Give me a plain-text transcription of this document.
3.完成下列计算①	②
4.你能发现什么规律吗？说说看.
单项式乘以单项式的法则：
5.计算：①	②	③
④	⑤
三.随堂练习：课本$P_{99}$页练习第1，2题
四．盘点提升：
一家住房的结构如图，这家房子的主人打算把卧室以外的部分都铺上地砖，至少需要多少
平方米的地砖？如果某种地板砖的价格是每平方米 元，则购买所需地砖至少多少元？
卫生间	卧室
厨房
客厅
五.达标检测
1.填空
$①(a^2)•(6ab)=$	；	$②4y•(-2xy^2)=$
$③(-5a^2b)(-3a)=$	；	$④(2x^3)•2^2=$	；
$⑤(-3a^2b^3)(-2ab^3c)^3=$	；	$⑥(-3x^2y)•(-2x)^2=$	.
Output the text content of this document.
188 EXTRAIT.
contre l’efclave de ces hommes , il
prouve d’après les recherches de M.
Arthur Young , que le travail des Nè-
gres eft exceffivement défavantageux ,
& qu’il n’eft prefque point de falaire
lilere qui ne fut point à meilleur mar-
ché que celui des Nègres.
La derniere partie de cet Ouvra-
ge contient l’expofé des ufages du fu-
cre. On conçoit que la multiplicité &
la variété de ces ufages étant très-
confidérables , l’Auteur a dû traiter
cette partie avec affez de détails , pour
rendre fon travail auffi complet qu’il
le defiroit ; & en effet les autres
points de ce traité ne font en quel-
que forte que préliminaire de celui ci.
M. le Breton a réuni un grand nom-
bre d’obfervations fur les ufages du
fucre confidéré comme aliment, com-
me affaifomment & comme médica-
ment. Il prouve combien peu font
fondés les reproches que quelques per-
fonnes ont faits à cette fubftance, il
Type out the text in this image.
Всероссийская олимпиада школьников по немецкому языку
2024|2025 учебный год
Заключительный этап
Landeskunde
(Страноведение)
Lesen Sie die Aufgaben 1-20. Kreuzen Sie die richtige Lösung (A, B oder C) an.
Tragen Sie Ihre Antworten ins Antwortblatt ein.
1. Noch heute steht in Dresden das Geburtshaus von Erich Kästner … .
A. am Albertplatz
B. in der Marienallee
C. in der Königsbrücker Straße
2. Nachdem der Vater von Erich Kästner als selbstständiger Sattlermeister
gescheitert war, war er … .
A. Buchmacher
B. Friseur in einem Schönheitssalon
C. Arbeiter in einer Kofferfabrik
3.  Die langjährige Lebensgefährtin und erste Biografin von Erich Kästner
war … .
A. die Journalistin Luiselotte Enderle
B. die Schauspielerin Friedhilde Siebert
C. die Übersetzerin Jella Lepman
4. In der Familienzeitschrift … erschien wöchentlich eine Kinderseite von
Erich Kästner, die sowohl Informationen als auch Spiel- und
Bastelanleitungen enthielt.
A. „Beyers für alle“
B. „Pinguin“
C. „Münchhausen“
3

__________________________________________________

Retype the data in full and match it exactly.

▶ _Solution to the problem_:
Give me a plain-text transcription of this document.
3.完成下列计算①	②
4.你能发现什么规律吗？说说看.
单项式乘以单项式的法则：
5.计算：①	②	③
④	⑤
三.随堂练习：课本$P_{99}$页练习第1，2题
四．盘点提升：
一家住房的结构如图，这家房子的主人打算把卧室以外的部分都铺上地砖，至少需要多少
平方米的地砖？如果某种地板砖的价格是每平方米 元，则购买所需地砖至少多少元？
卫生间	卧室
厨房
客厅
五.达标检测
1.填空
$①(a^2)•(6ab)=$	；	$②4y•(-2xy^2)=$
$③(-5a^2b)(-3a)=$	；	$④(2x^3)•2^2=$	；
$⑤(-3a^2b^3)(-2ab^3c)^3=$	；	$⑥(-3x^2y)•(-2x)^2=$	.
Output the text content of this document.
188 EXTRAIT.
contre l’efclave de ces hommes , il
prouve d’après les recherches de M.
Arthur Young , que le travail des Nè-
gres eft exceffivement défavantageux ,
& qu’il n’eft prefque point de falaire
lilere qui ne fut point à meilleur mar-
ché que celui des Nègres.
La derniere partie de cet Ouvra-
ge contient l’expofé des ufages du fu-
cre. On conçoit que la multiplicité &
la variété de ces ufages étant très-
confidérables , l’Auteur a dû traiter
cette partie avec affez de détails , pour
rendre fon travail auffi complet qu’il
le defiroit ; & en effet les autres
points de ce traité ne font en quel-
que forte que préliminaire de celui ci.
M. le Breton a réuni un grand nom-
bre d’obfervations fur les ufages du
fucre confidéré comme aliment, com-
me affaifomment & comme médica-
ment. Il prouve combien peu font
fondés les reproches que quelques per-
fonnes ont faits à cette fubftance, il
Type out the text in this image.
Всероссийская олимпиада школьников по немецкому языку
2024|2025 учебный год
Заключительный этап
Landeskunde
(Страноведение)
Lesen Sie die Aufgaben 1-20. Kreuzen Sie die richtige Lösung (A, B oder C) an.
Tragen Sie Ihre Antworten ins Antwortblatt ein.
1. Noch heute steht in Dresden das Geburtshaus von Erich Kästner … .
A. am Albertplatz
B. in der Marienallee
C. in der Königsbrücker Straße
2. Nachdem der Vater von Erich Kästner als selbstständiger Sattlermeister
gescheitert war, war er … .
A. Buchmacher
B. Friseur in einem Schönheitssalon
C. Arbeiter in einer Kofferfabrik
3.  Die langjährige Lebensgefährtin und erste Biografin von Erich Kästner
war … .
A. die Journalistin Luiselotte Enderle
B. die Schauspielerin Friedhilde Siebert
C. die Übersetzerin Jella Lepman
4. In der Familienzeitschrift … erschien wöchentlich eine Kinderseite von
Erich Kästner, die sowohl Informationen als auch Spiel- und
Bastelanleitungen enthielt.
A. „Beyers für alle“
B. „Pinguin“
C. „Münchhausen“
3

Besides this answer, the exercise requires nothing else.